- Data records
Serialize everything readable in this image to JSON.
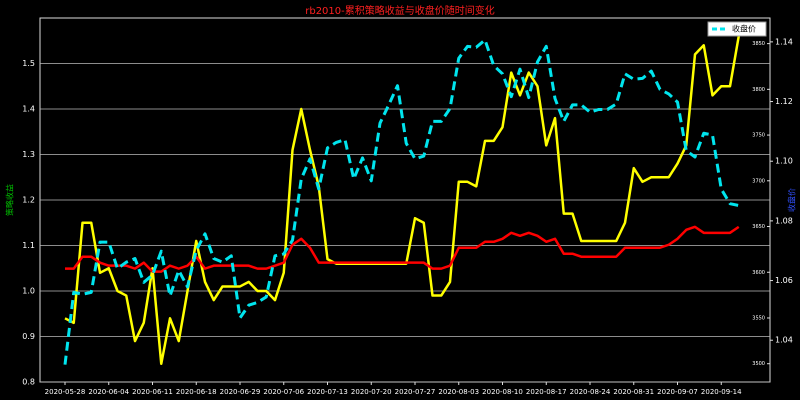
{
  "chart_data": {
    "type": "line",
    "title": "rb2010-累积策略收益与收盘价随时间变化",
    "ylabel": "策略收益",
    "y3label": "收盘价",
    "categories": [
      "2020-05-28",
      null,
      null,
      null,
      null,
      "2020-06-04",
      null,
      null,
      null,
      null,
      "2020-06-11",
      null,
      null,
      null,
      null,
      "2020-06-18",
      null,
      null,
      null,
      null,
      "2020-06-29",
      null,
      null,
      null,
      null,
      "2020-07-06",
      null,
      null,
      null,
      null,
      "2020-07-13",
      null,
      null,
      null,
      null,
      "2020-07-20",
      null,
      null,
      null,
      null,
      "2020-07-27",
      null,
      null,
      null,
      null,
      "2020-08-03",
      null,
      null,
      null,
      null,
      "2020-08-10",
      null,
      null,
      null,
      null,
      "2020-08-17",
      null,
      null,
      null,
      null,
      "2020-08-24",
      null,
      null,
      null,
      null,
      "2020-08-31",
      null,
      null,
      null,
      null,
      "2020-09-07",
      null,
      null,
      null,
      null,
      "2020-09-14",
      null,
      null
    ],
    "ylim": [
      0.8,
      1.6
    ],
    "yticks": [
      0.8,
      0.9,
      {
        "value": 1.0,
        "label": "1.0"
      },
      1.1,
      1.2,
      1.3,
      1.4,
      1.5
    ],
    "y2lim": [
      1.026,
      1.148
    ],
    "y2ticks": [
      1.04,
      1.06,
      1.08,
      {
        "value": 1.1,
        "label": "1.10"
      },
      1.12,
      1.14
    ],
    "y3lim": [
      3480,
      3878
    ],
    "y3ticks": [
      3500,
      3550,
      3600,
      3650,
      3700,
      3750,
      3800,
      3850
    ],
    "grid": true,
    "legend": "upper right",
    "series": [
      {
        "color": "#ffff00",
        "axis": "y",
        "values": [
          0.94,
          0.93,
          1.15,
          1.15,
          1.04,
          1.05,
          1.0,
          0.99,
          0.89,
          0.93,
          1.05,
          0.84,
          0.94,
          0.89,
          1.0,
          1.11,
          1.02,
          0.98,
          1.01,
          1.01,
          1.01,
          1.02,
          1.0,
          1.0,
          0.98,
          1.04,
          1.31,
          1.4,
          1.31,
          1.23,
          1.07,
          1.06,
          1.06,
          1.06,
          1.06,
          1.06,
          1.06,
          1.06,
          1.06,
          1.06,
          1.16,
          1.15,
          0.99,
          0.99,
          1.02,
          1.24,
          1.24,
          1.23,
          1.33,
          1.33,
          1.36,
          1.48,
          1.43,
          1.48,
          1.45,
          1.32,
          1.38,
          1.17,
          1.17,
          1.11,
          1.11,
          1.11,
          1.11,
          1.11,
          1.15,
          1.27,
          1.24,
          1.25,
          1.25,
          1.25,
          1.28,
          1.32,
          1.52,
          1.54,
          1.43,
          1.45,
          1.45,
          1.56
        ]
      },
      {
        "color": "#ff0000",
        "axis": "y2",
        "values": [
          1.064,
          1.064,
          1.068,
          1.068,
          1.066,
          1.065,
          1.065,
          1.065,
          1.064,
          1.066,
          1.063,
          1.063,
          1.065,
          1.064,
          1.065,
          1.068,
          1.064,
          1.065,
          1.065,
          1.065,
          1.065,
          1.065,
          1.064,
          1.064,
          1.065,
          1.066,
          1.072,
          1.074,
          1.071,
          1.066,
          1.066,
          1.066,
          1.066,
          1.066,
          1.066,
          1.066,
          1.066,
          1.066,
          1.066,
          1.066,
          1.066,
          1.066,
          1.064,
          1.064,
          1.065,
          1.071,
          1.071,
          1.071,
          1.073,
          1.073,
          1.074,
          1.076,
          1.075,
          1.076,
          1.075,
          1.073,
          1.074,
          1.069,
          1.069,
          1.068,
          1.068,
          1.068,
          1.068,
          1.068,
          1.071,
          1.071,
          1.071,
          1.071,
          1.071,
          1.072,
          1.074,
          1.077,
          1.078,
          1.076,
          1.076,
          1.076,
          1.076,
          1.078
        ]
      },
      {
        "name": "收盘价",
        "color": "#00e5ee",
        "axis": "y3",
        "values": [
          3499,
          3578,
          3576,
          3578,
          3633,
          3633,
          3604,
          3611,
          3615,
          3589,
          3597,
          3623,
          3574,
          3602,
          3584,
          3624,
          3642,
          3615,
          3611,
          3618,
          3550,
          3564,
          3567,
          3573,
          3618,
          3620,
          3635,
          3702,
          3724,
          3691,
          3736,
          3742,
          3745,
          3702,
          3725,
          3700,
          3763,
          3783,
          3804,
          3741,
          3724,
          3727,
          3765,
          3765,
          3779,
          3834,
          3847,
          3846,
          3854,
          3826,
          3817,
          3792,
          3822,
          3791,
          3830,
          3847,
          3790,
          3765,
          3783,
          3783,
          3775,
          3778,
          3778,
          3784,
          3817,
          3811,
          3812,
          3820,
          3800,
          3795,
          3786,
          3733,
          3726,
          3752,
          3750,
          3691,
          3675,
          3673
        ]
      }
    ]
  }
}
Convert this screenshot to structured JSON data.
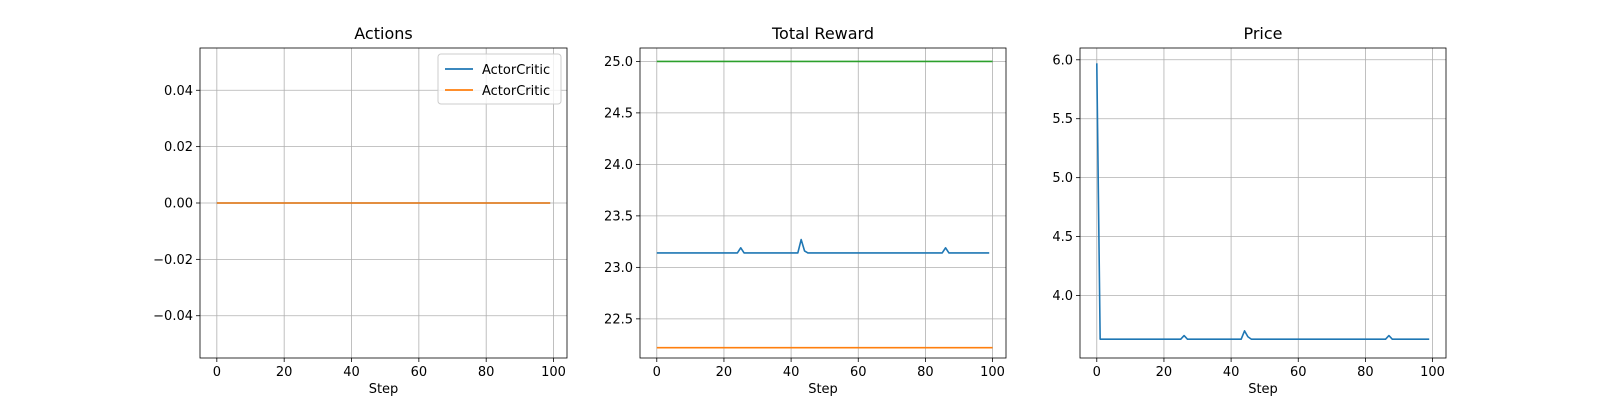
{
  "chart_data": [
    {
      "type": "line",
      "title": "Actions",
      "xlabel": "Step",
      "ylabel": "",
      "xlim": [
        -5,
        104
      ],
      "ylim": [
        -0.055,
        0.055
      ],
      "xticks": [
        0,
        20,
        40,
        60,
        80,
        100
      ],
      "yticks": [
        -0.04,
        -0.02,
        0.0,
        0.02,
        0.04
      ],
      "ytick_labels": [
        "−0.04",
        "−0.02",
        "0.00",
        "0.02",
        "0.04"
      ],
      "grid": true,
      "legend": "top-right",
      "series": [
        {
          "name": "ActorCritic",
          "color": "#1f77b4",
          "points": [
            [
              0,
              0
            ],
            [
              99,
              0
            ]
          ]
        },
        {
          "name": "ActorCritic",
          "color": "#ff7f0e",
          "points": [
            [
              0,
              0
            ],
            [
              99,
              0
            ]
          ]
        }
      ]
    },
    {
      "type": "line",
      "title": "Total Reward",
      "xlabel": "Step",
      "ylabel": "",
      "xlim": [
        -5,
        104
      ],
      "ylim": [
        22.12,
        25.13
      ],
      "xticks": [
        0,
        20,
        40,
        60,
        80,
        100
      ],
      "yticks": [
        22.5,
        23.0,
        23.5,
        24.0,
        24.5,
        25.0
      ],
      "ytick_labels": [
        "22.5",
        "23.0",
        "23.5",
        "24.0",
        "24.5",
        "25.0"
      ],
      "grid": true,
      "series": [
        {
          "color": "#2ca02c",
          "points": [
            [
              0,
              25.0
            ],
            [
              100,
              25.0
            ]
          ]
        },
        {
          "color": "#1f77b4",
          "points": [
            [
              0,
              23.14
            ],
            [
              24,
              23.14
            ],
            [
              25,
              23.19
            ],
            [
              26,
              23.14
            ],
            [
              42,
              23.14
            ],
            [
              43,
              23.27
            ],
            [
              44,
              23.16
            ],
            [
              45,
              23.14
            ],
            [
              85,
              23.14
            ],
            [
              86,
              23.19
            ],
            [
              87,
              23.14
            ],
            [
              99,
              23.14
            ]
          ]
        },
        {
          "color": "#ff7f0e",
          "points": [
            [
              0,
              22.22
            ],
            [
              100,
              22.22
            ]
          ]
        }
      ]
    },
    {
      "type": "line",
      "title": "Price",
      "xlabel": "Step",
      "ylabel": "",
      "xlim": [
        -5,
        104
      ],
      "ylim": [
        3.47,
        6.1
      ],
      "xticks": [
        0,
        20,
        40,
        60,
        80,
        100
      ],
      "yticks": [
        4.0,
        4.5,
        5.0,
        5.5,
        6.0
      ],
      "ytick_labels": [
        "4.0",
        "4.5",
        "5.0",
        "5.5",
        "6.0"
      ],
      "grid": true,
      "series": [
        {
          "color": "#1f77b4",
          "points": [
            [
              0,
              5.97
            ],
            [
              1,
              3.63
            ],
            [
              25,
              3.63
            ],
            [
              26,
              3.66
            ],
            [
              27,
              3.63
            ],
            [
              43,
              3.63
            ],
            [
              44,
              3.7
            ],
            [
              45,
              3.65
            ],
            [
              46,
              3.63
            ],
            [
              86,
              3.63
            ],
            [
              87,
              3.66
            ],
            [
              88,
              3.63
            ],
            [
              99,
              3.63
            ]
          ]
        }
      ]
    }
  ]
}
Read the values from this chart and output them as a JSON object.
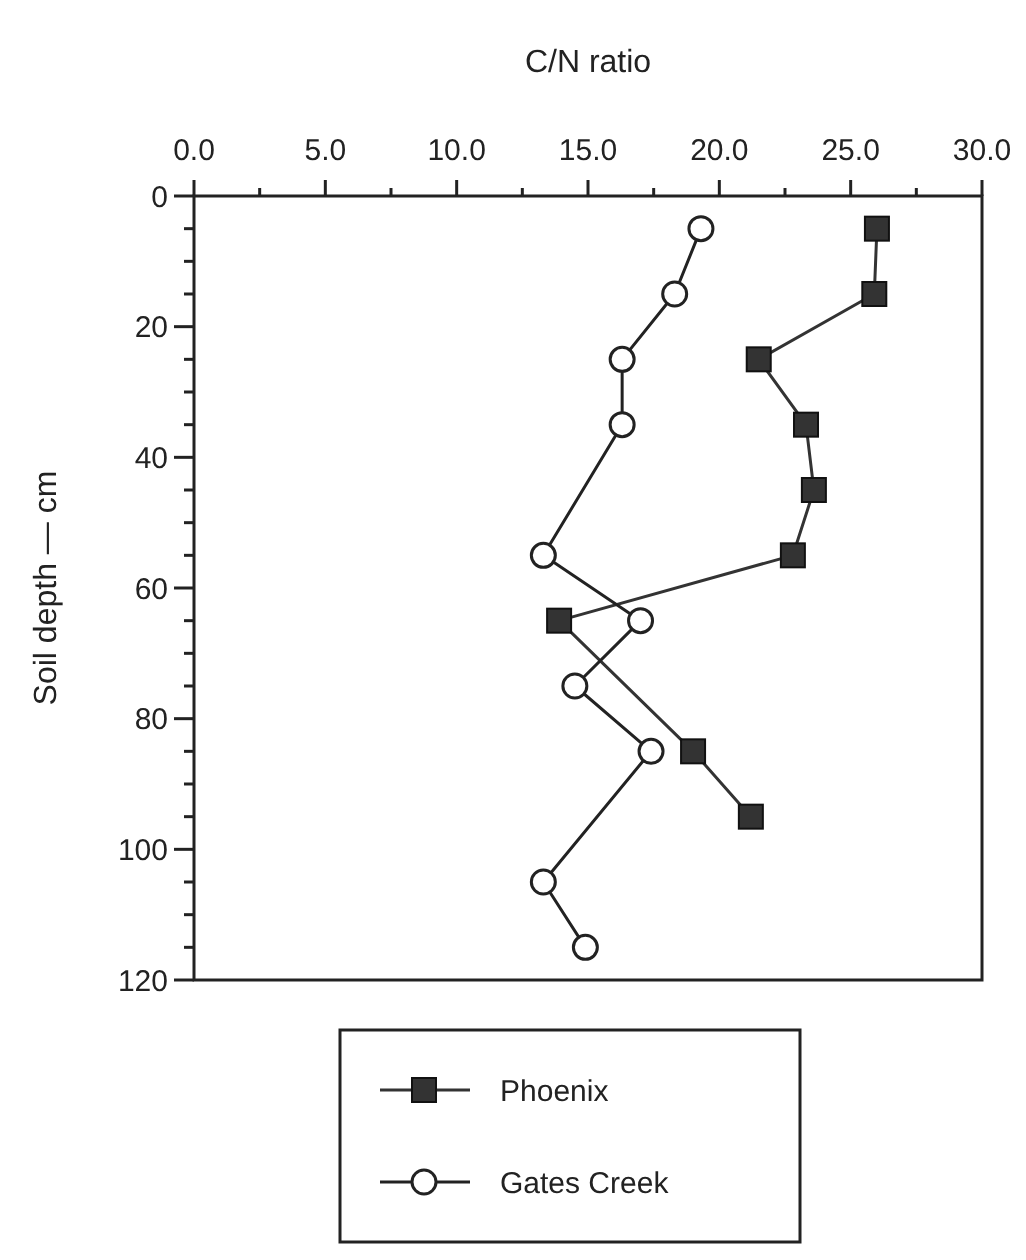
{
  "chart_data": {
    "type": "line",
    "xlabel": "C/N ratio",
    "ylabel": "Soil depth — cm",
    "xlim": [
      0,
      30
    ],
    "ylim": [
      120,
      0
    ],
    "xticks": [
      {
        "value": 0,
        "label": "0.0"
      },
      {
        "value": 2.5,
        "label": null
      },
      {
        "value": 5,
        "label": "5.0"
      },
      {
        "value": 7.5,
        "label": null
      },
      {
        "value": 10,
        "label": "10.0"
      },
      {
        "value": 12.5,
        "label": null
      },
      {
        "value": 15,
        "label": "15.0"
      },
      {
        "value": 17.5,
        "label": null
      },
      {
        "value": 20,
        "label": "20.0"
      },
      {
        "value": 22.5,
        "label": null
      },
      {
        "value": 25,
        "label": "25.0"
      },
      {
        "value": 27.5,
        "label": null
      },
      {
        "value": 30,
        "label": "30.0"
      }
    ],
    "yticks": [
      0,
      {
        "value": 5,
        "label": null
      },
      {
        "value": 10,
        "label": null
      },
      {
        "value": 15,
        "label": null
      },
      20,
      {
        "value": 25,
        "label": null
      },
      {
        "value": 30,
        "label": null
      },
      {
        "value": 35,
        "label": null
      },
      40,
      {
        "value": 45,
        "label": null
      },
      {
        "value": 50,
        "label": null
      },
      {
        "value": 55,
        "label": null
      },
      60,
      {
        "value": 65,
        "label": null
      },
      {
        "value": 70,
        "label": null
      },
      {
        "value": 75,
        "label": null
      },
      80,
      {
        "value": 85,
        "label": null
      },
      {
        "value": 90,
        "label": null
      },
      {
        "value": 95,
        "label": null
      },
      100,
      {
        "value": 105,
        "label": null
      },
      {
        "value": 110,
        "label": null
      },
      {
        "value": 115,
        "label": null
      },
      120
    ],
    "legend": "bottom",
    "grid": false,
    "series": [
      {
        "name": "Phoenix",
        "color": "#333333",
        "marker": "square",
        "x": [
          26.0,
          25.9,
          21.5,
          23.3,
          23.6,
          22.8,
          13.9,
          19.0,
          21.2
        ],
        "values": [
          5,
          15,
          25,
          35,
          45,
          55,
          65,
          85,
          95
        ]
      },
      {
        "name": "Gates Creek",
        "color": "#222222",
        "marker": "circle",
        "x": [
          19.3,
          18.3,
          16.3,
          16.3,
          13.3,
          17.0,
          14.5,
          17.4,
          13.3,
          14.9
        ],
        "values": [
          5,
          15,
          25,
          35,
          55,
          65,
          75,
          85,
          105,
          115
        ]
      }
    ]
  }
}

- Do this
Pick out the lines that include the word "JSON" and write them out.

- Complete answer
Serialize everything readable in this image to JSON.
Convert this screenshot to structured JSON data.
Read the values from this chart and output them as a JSON object.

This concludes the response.